> Records to use:
begin
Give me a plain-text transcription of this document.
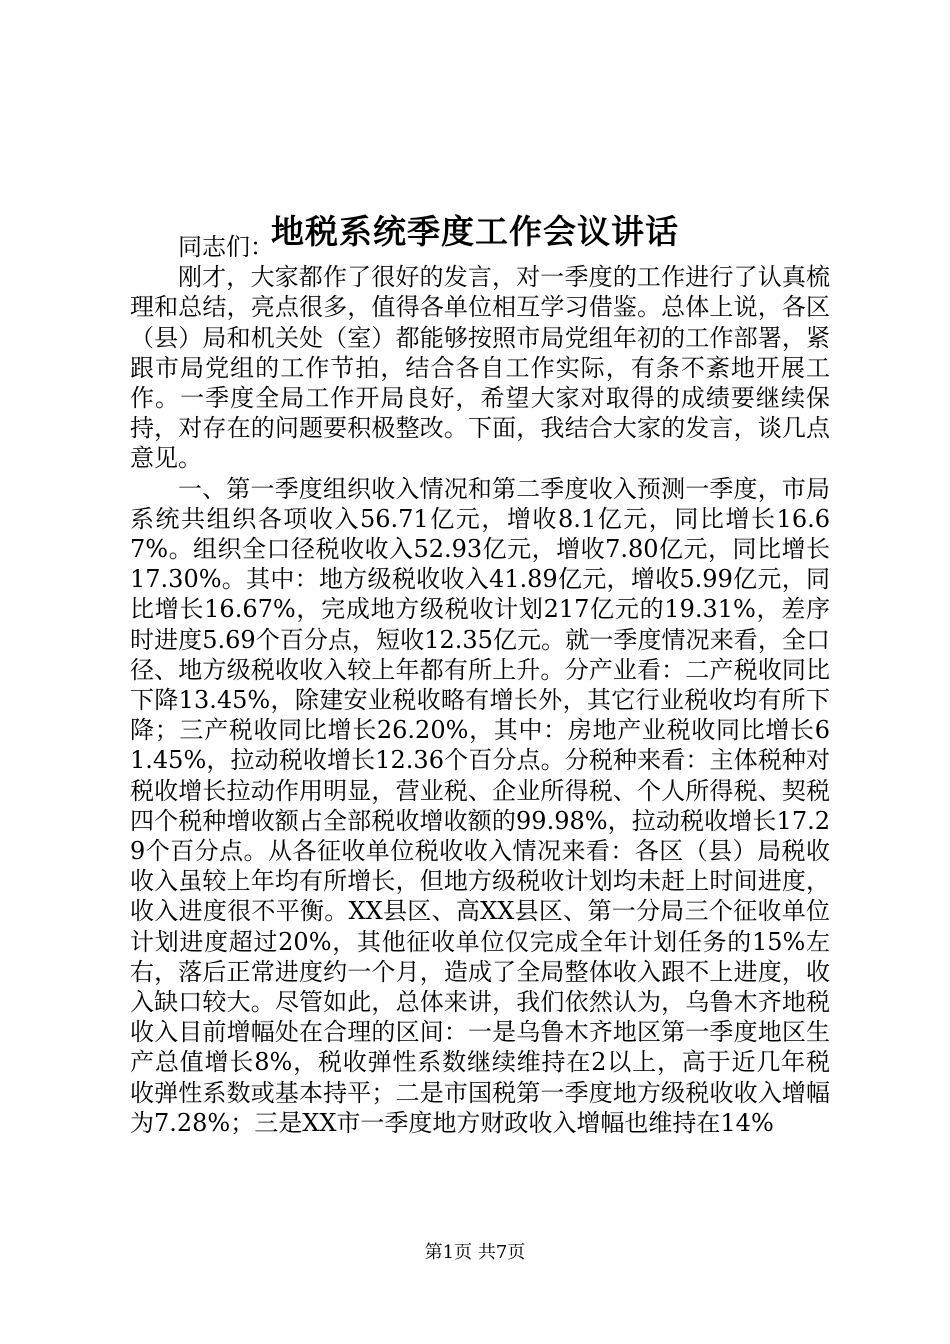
地税系统季度工作会议讲话

同志们：

刚才，大家都作了很好的发言，对一季度的工作进行了认真梳理和总结，亮点很多，值得各单位相互学习借鉴。总体上说，各区（县）局和机关处（室）都能够按照市局党组年初的工作部署，紧跟市局党组的工作节拍，结合各自工作实际，有条不紊地开展工作。一季度全局工作开局良好，希望大家对取得的成绩要继续保持，对存在的问题要积极整改。下面，我结合大家的发言，谈几点意见。

一、第一季度组织收入情况和第二季度收入预测一季度，市局系统共组织各项收入56.71亿元，增收8.1亿元，同比增长16.67%。组织全口径税收收入52.93亿元，增收7.80亿元，同比增长17.30%。其中：地方级税收收入41.89亿元，增收5.99亿元，同比增长16.67%，完成地方级税收计划217亿元的19.31%，差序时进度5.69个百分点，短收12.35亿元。就一季度情况来看，全口径、地方级税收收入较上年都有所上升。分产业看：二产税收同比下降13.45%，除建安业税收略有增长外，其它行业税收均有所下降；三产税收同比增长26.20%，其中：房地产业税收同比增长61.45%，拉动税收增长12.36个百分点。分税种来看：主体税种对税收增长拉动作用明显，营业税、企业所得税、个人所得税、契税四个税种增收额占全部税收增收额的99.98%，拉动税收增长17.29个百分点。从各征收单位税收收入情况来看：各区（县）局税收收入虽较上年均有所增长，但地方级税收计划均未赶上时间进度，收入进度很不平衡。XX县区、高XX县区、第一分局三个征收单位计划进度超过20%，其他征收单位仅完成全年计划任务的15%左右，落后正常进度约一个月，造成了全局整体收入跟不上进度，收入缺口较大。尽管如此，总体来讲，我们依然认为，乌鲁木齐地税收入目前增幅处在合理的区间：一是乌鲁木齐地区第一季度地区生产总值增长8%，税收弹性系数继续维持在2以上，高于近几年税收弹性系数或基本持平；二是市国税第一季度地方级税收收入增幅为7.28%；三是XX市一季度地方财政收入增幅也维持在14%

第1页 共7页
end
> Goal: Write the lines above out again exactly, without any of their pictures.

> Output for this task:
Give me a plain-text transcription of this document.
地税系统季度工作会议讲话

同志们：

刚才，大家都作了很好的发言，对一季度的工作进行了认真梳理和总结，亮点很多，值得各单位相互学习借鉴。总体上说，各区（县）局和机关处（室）都能够按照市局党组年初的工作部署，紧跟市局党组的工作节拍，结合各自工作实际，有条不紊地开展工作。一季度全局工作开局良好，希望大家对取得的成绩要继续保持，对存在的问题要积极整改。下面，我结合大家的发言，谈几点意见。

一、第一季度组织收入情况和第二季度收入预测一季度，市局系统共组织各项收入56.71亿元，增收8.1亿元，同比增长16.67%。组织全口径税收收入52.93亿元，增收7.80亿元，同比增长17.30%。其中：地方级税收收入41.89亿元，增收5.99亿元，同比增长16.67%，完成地方级税收计划217亿元的19.31%，差序时进度5.69个百分点，短收12.35亿元。就一季度情况来看，全口径、地方级税收收入较上年都有所上升。分产业看：二产税收同比下降13.45%，除建安业税收略有增长外，其它行业税收均有所下降；三产税收同比增长26.20%，其中：房地产业税收同比增长61.45%，拉动税收增长12.36个百分点。分税种来看：主体税种对税收增长拉动作用明显，营业税、企业所得税、个人所得税、契税四个税种增收额占全部税收增收额的99.98%，拉动税收增长17.29个百分点。从各征收单位税收收入情况来看：各区（县）局税收收入虽较上年均有所增长，但地方级税收计划均未赶上时间进度，收入进度很不平衡。XX县区、高XX县区、第一分局三个征收单位计划进度超过20%，其他征收单位仅完成全年计划任务的15%左右，落后正常进度约一个月，造成了全局整体收入跟不上进度，收入缺口较大。尽管如此，总体来讲，我们依然认为，乌鲁木齐地税收入目前增幅处在合理的区间：一是乌鲁木齐地区第一季度地区生产总值增长8%，税收弹性系数继续维持在2以上，高于近几年税收弹性系数或基本持平；二是市国税第一季度地方级税收收入增幅为7.28%；三是XX市一季度地方财政收入增幅也维持在14%

第1页 共7页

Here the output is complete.